Dataset items
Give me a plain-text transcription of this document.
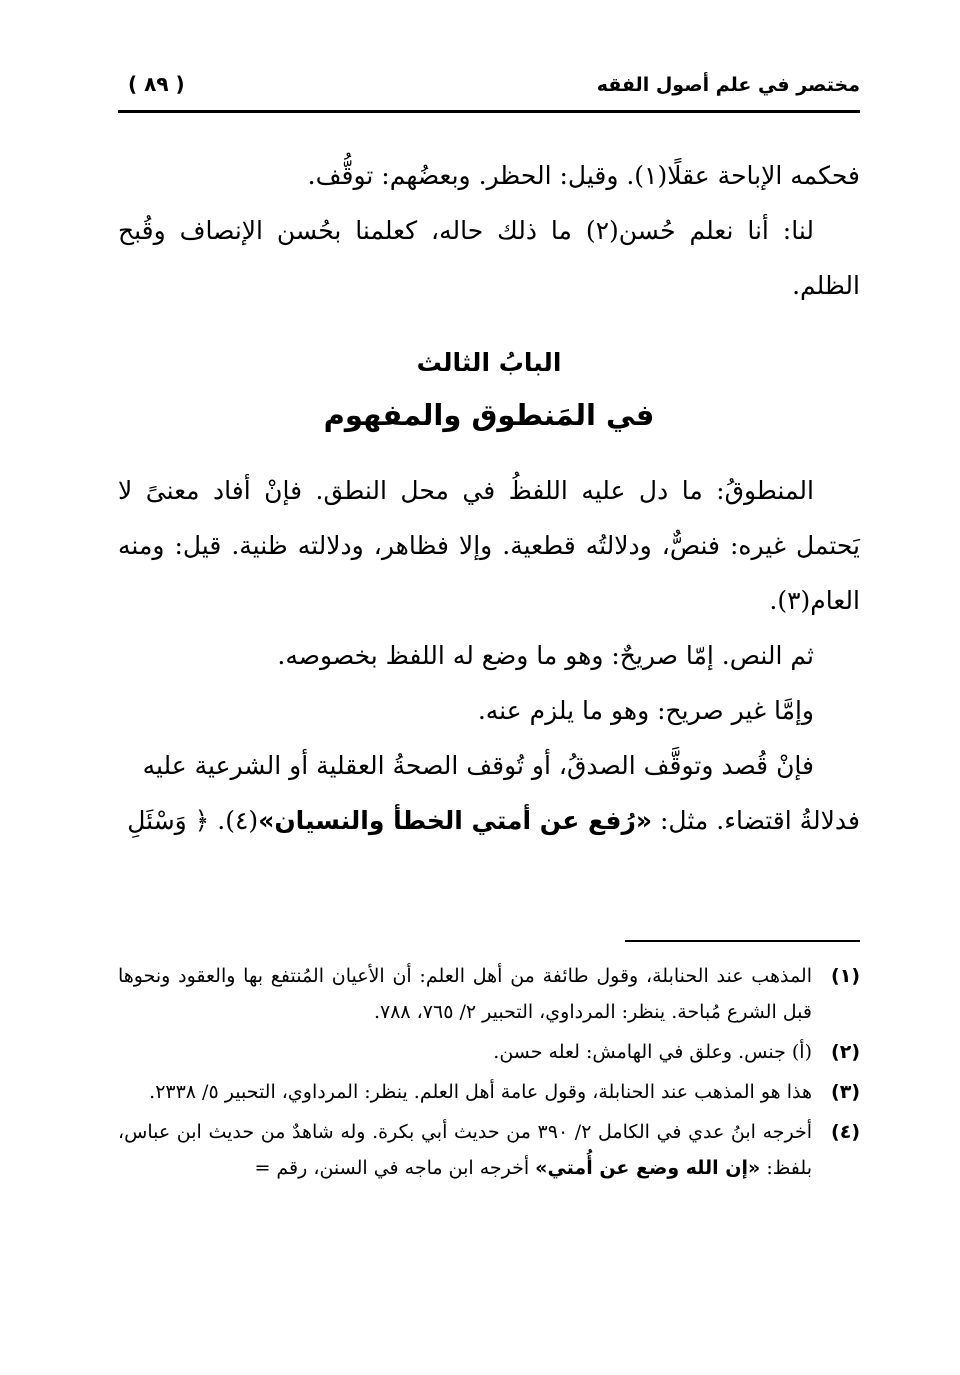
مختصر في علم أصول الفقه
( ٨٩ )

فحكمه الإباحة عقلًا(١). وقيل: الحظر. وبعضُهم: توقُّف.

لنا: أنا نعلم حُسن(٢) ما ذلك حاله، كعلمنا بحُسن الإنصاف وقُبح الظلم.

البابُ الثالث

في المَنطوق والمفهوم

المنطوقُ: ما دل عليه اللفظُ في محل النطق. فإنْ أفاد معنىً لا يَحتمل غيره: فنصٌّ، ودلالتُه قطعية. وإلا فظاهر، ودلالته ظنية. قيل: ومنه العام(٣).

ثم النص. إمّا صريحٌ: وهو ما وضع له اللفظ بخصوصه.

وإمَّا غير صريح: وهو ما يلزم عنه.

فإنْ قُصد وتوقَّف الصدقُ، أو تُوقف الصحةُ العقلية أو الشرعية عليه

فدلالةُ اقتضاء. مثل: «رُفع عن أمتي الخطأ والنسيان»(٤). ﴿ وَسْئَلِ

(١)
المذهب عند الحنابلة، وقول طائفة من أهل العلم: أن الأعيان المُنتفع بها والعقود ونحوها قبل الشرع مُباحة. ينظر: المرداوي، التحبير ٢/ ٧٦٥، ٧٨٨.
(٢)
(أ) جنس. وعلق في الهامش: لعله حسن.
(٣)
هذا هو المذهب عند الحنابلة، وقول عامة أهل العلم. ينظر: المرداوي، التحبير ٥/ ٢٣٣٨.
(٤)
أخرجه ابنُ عدي في الكامل ٢/ ٣٩٠ من حديث أبي بكرة. وله شاهدٌ من حديث ابن عباس، بلفظ: «إن الله وضع عن أُمتي» أخرجه ابن ماجه في السنن، رقم =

Task goal
Reproduce the whole listing word for word, setting aside any pictures.

Finished answer
Give me a plain-text transcription of this document.
مختصر في علم أصول الفقه
( ٨٩ )

فحكمه الإباحة عقلًا(١). وقيل: الحظر. وبعضُهم: توقُّف.

لنا: أنا نعلم حُسن(٢) ما ذلك حاله، كعلمنا بحُسن الإنصاف وقُبح الظلم.

البابُ الثالث

في المَنطوق والمفهوم

المنطوقُ: ما دل عليه اللفظُ في محل النطق. فإنْ أفاد معنىً لا يَحتمل غيره: فنصٌّ، ودلالتُه قطعية. وإلا فظاهر، ودلالته ظنية. قيل: ومنه العام(٣).

ثم النص. إمّا صريحٌ: وهو ما وضع له اللفظ بخصوصه.

وإمَّا غير صريح: وهو ما يلزم عنه.

فإنْ قُصد وتوقَّف الصدقُ، أو تُوقف الصحةُ العقلية أو الشرعية عليه

فدلالةُ اقتضاء. مثل: «رُفع عن أمتي الخطأ والنسيان»(٤). ﴿ وَسْئَلِ

(١)
المذهب عند الحنابلة، وقول طائفة من أهل العلم: أن الأعيان المُنتفع بها والعقود ونحوها قبل الشرع مُباحة. ينظر: المرداوي، التحبير ٢/ ٧٦٥، ٧٨٨.
(٢)
(أ) جنس. وعلق في الهامش: لعله حسن.
(٣)
هذا هو المذهب عند الحنابلة، وقول عامة أهل العلم. ينظر: المرداوي، التحبير ٥/ ٢٣٣٨.
(٤)
أخرجه ابنُ عدي في الكامل ٢/ ٣٩٠ من حديث أبي بكرة. وله شاهدٌ من حديث ابن عباس، بلفظ: «إن الله وضع عن أُمتي» أخرجه ابن ماجه في السنن، رقم =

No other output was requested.